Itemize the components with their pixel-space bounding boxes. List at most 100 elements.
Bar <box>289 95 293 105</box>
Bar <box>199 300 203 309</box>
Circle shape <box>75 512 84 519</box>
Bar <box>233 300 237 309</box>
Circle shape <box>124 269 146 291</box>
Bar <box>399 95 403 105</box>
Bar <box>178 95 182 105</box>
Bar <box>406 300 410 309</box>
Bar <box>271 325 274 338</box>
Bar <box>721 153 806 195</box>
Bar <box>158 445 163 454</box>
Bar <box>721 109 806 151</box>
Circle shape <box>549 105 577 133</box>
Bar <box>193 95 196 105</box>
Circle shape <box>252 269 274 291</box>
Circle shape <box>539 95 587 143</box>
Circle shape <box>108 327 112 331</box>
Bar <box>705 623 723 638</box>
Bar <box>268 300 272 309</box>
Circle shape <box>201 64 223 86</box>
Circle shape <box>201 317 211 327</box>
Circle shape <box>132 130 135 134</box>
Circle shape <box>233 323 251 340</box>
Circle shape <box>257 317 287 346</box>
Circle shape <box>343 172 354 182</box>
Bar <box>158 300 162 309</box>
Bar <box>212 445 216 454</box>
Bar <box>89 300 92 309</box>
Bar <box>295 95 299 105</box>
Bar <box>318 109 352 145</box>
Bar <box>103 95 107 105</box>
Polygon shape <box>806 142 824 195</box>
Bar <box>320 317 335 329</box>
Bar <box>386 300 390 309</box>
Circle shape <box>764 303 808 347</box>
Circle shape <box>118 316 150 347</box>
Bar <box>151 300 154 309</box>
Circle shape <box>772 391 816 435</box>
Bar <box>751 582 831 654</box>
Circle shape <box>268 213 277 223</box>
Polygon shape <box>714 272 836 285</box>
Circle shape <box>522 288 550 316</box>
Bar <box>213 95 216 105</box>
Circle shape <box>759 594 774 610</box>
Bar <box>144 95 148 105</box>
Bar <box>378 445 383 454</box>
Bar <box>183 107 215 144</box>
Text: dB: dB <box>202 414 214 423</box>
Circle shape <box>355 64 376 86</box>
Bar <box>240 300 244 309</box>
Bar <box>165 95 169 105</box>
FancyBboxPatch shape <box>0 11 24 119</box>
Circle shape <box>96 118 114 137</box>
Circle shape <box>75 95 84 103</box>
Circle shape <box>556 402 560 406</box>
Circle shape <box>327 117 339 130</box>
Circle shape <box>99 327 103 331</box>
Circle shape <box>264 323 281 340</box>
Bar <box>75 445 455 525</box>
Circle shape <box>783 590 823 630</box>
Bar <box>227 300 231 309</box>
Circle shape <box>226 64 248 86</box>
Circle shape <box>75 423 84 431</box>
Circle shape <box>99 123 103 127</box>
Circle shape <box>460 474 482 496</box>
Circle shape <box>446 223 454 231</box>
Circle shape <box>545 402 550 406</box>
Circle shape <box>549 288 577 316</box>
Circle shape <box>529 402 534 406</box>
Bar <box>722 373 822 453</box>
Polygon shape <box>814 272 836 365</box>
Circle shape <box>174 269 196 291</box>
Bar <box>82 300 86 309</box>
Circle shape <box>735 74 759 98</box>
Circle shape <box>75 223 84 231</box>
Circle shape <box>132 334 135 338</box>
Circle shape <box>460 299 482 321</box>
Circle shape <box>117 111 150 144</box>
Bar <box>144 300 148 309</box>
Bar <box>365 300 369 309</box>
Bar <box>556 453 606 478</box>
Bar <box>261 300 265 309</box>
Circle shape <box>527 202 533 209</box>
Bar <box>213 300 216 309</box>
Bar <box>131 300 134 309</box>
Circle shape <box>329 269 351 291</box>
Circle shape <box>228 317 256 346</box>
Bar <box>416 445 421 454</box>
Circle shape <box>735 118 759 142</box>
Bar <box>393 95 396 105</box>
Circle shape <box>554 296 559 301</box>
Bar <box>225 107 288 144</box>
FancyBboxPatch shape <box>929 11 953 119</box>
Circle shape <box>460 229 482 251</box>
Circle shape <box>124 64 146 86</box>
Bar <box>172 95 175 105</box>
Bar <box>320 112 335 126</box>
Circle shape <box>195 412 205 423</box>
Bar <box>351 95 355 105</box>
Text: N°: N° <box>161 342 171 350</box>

****************************************

Given task
Reproduce all of the data above line for line, with no change to any wording or number.

Task output
Itemize the components with their pixel-space bounding boxes. List at most 100 elements.
Bar <box>289 95 293 105</box>
Bar <box>199 300 203 309</box>
Circle shape <box>75 512 84 519</box>
Bar <box>233 300 237 309</box>
Circle shape <box>124 269 146 291</box>
Bar <box>399 95 403 105</box>
Bar <box>178 95 182 105</box>
Bar <box>406 300 410 309</box>
Bar <box>271 325 274 338</box>
Bar <box>721 153 806 195</box>
Bar <box>158 445 163 454</box>
Bar <box>721 109 806 151</box>
Circle shape <box>549 105 577 133</box>
Bar <box>193 95 196 105</box>
Circle shape <box>252 269 274 291</box>
Circle shape <box>539 95 587 143</box>
Circle shape <box>108 327 112 331</box>
Bar <box>705 623 723 638</box>
Bar <box>268 300 272 309</box>
Circle shape <box>201 64 223 86</box>
Circle shape <box>201 317 211 327</box>
Circle shape <box>132 130 135 134</box>
Circle shape <box>233 323 251 340</box>
Circle shape <box>257 317 287 346</box>
Circle shape <box>343 172 354 182</box>
Bar <box>158 300 162 309</box>
Bar <box>212 445 216 454</box>
Bar <box>89 300 92 309</box>
Bar <box>295 95 299 105</box>
Bar <box>318 109 352 145</box>
Bar <box>103 95 107 105</box>
Polygon shape <box>806 142 824 195</box>
Bar <box>320 317 335 329</box>
Bar <box>386 300 390 309</box>
Circle shape <box>764 303 808 347</box>
Circle shape <box>118 316 150 347</box>
Bar <box>151 300 154 309</box>
Circle shape <box>772 391 816 435</box>
Bar <box>751 582 831 654</box>
Circle shape <box>268 213 277 223</box>
Polygon shape <box>714 272 836 285</box>
Circle shape <box>522 288 550 316</box>
Bar <box>213 95 216 105</box>
Circle shape <box>759 594 774 610</box>
Bar <box>144 95 148 105</box>
Bar <box>378 445 383 454</box>
Bar <box>183 107 215 144</box>
Text: dB: dB <box>202 414 214 423</box>
Circle shape <box>355 64 376 86</box>
Bar <box>240 300 244 309</box>
Bar <box>165 95 169 105</box>
FancyBboxPatch shape <box>0 11 24 119</box>
Circle shape <box>96 118 114 137</box>
Circle shape <box>75 95 84 103</box>
Circle shape <box>556 402 560 406</box>
Circle shape <box>327 117 339 130</box>
Circle shape <box>99 327 103 331</box>
Circle shape <box>264 323 281 340</box>
Bar <box>75 445 455 525</box>
Circle shape <box>783 590 823 630</box>
Bar <box>227 300 231 309</box>
Circle shape <box>226 64 248 86</box>
Circle shape <box>75 423 84 431</box>
Circle shape <box>99 123 103 127</box>
Circle shape <box>460 474 482 496</box>
Circle shape <box>446 223 454 231</box>
Circle shape <box>545 402 550 406</box>
Circle shape <box>549 288 577 316</box>
Circle shape <box>529 402 534 406</box>
Bar <box>722 373 822 453</box>
Polygon shape <box>814 272 836 365</box>
Circle shape <box>174 269 196 291</box>
Bar <box>82 300 86 309</box>
Circle shape <box>735 74 759 98</box>
Circle shape <box>75 223 84 231</box>
Circle shape <box>132 334 135 338</box>
Circle shape <box>460 299 482 321</box>
Circle shape <box>117 111 150 144</box>
Bar <box>144 300 148 309</box>
Bar <box>365 300 369 309</box>
Bar <box>556 453 606 478</box>
Bar <box>261 300 265 309</box>
Circle shape <box>527 202 533 209</box>
Bar <box>213 300 216 309</box>
Bar <box>131 300 134 309</box>
Circle shape <box>329 269 351 291</box>
Circle shape <box>228 317 256 346</box>
Bar <box>416 445 421 454</box>
Circle shape <box>735 118 759 142</box>
Bar <box>393 95 396 105</box>
Circle shape <box>554 296 559 301</box>
Bar <box>225 107 288 144</box>
FancyBboxPatch shape <box>929 11 953 119</box>
Circle shape <box>460 229 482 251</box>
Circle shape <box>124 64 146 86</box>
Bar <box>172 95 175 105</box>
Bar <box>320 112 335 126</box>
Circle shape <box>195 412 205 423</box>
Bar <box>351 95 355 105</box>
Text: N°: N° <box>161 342 171 350</box>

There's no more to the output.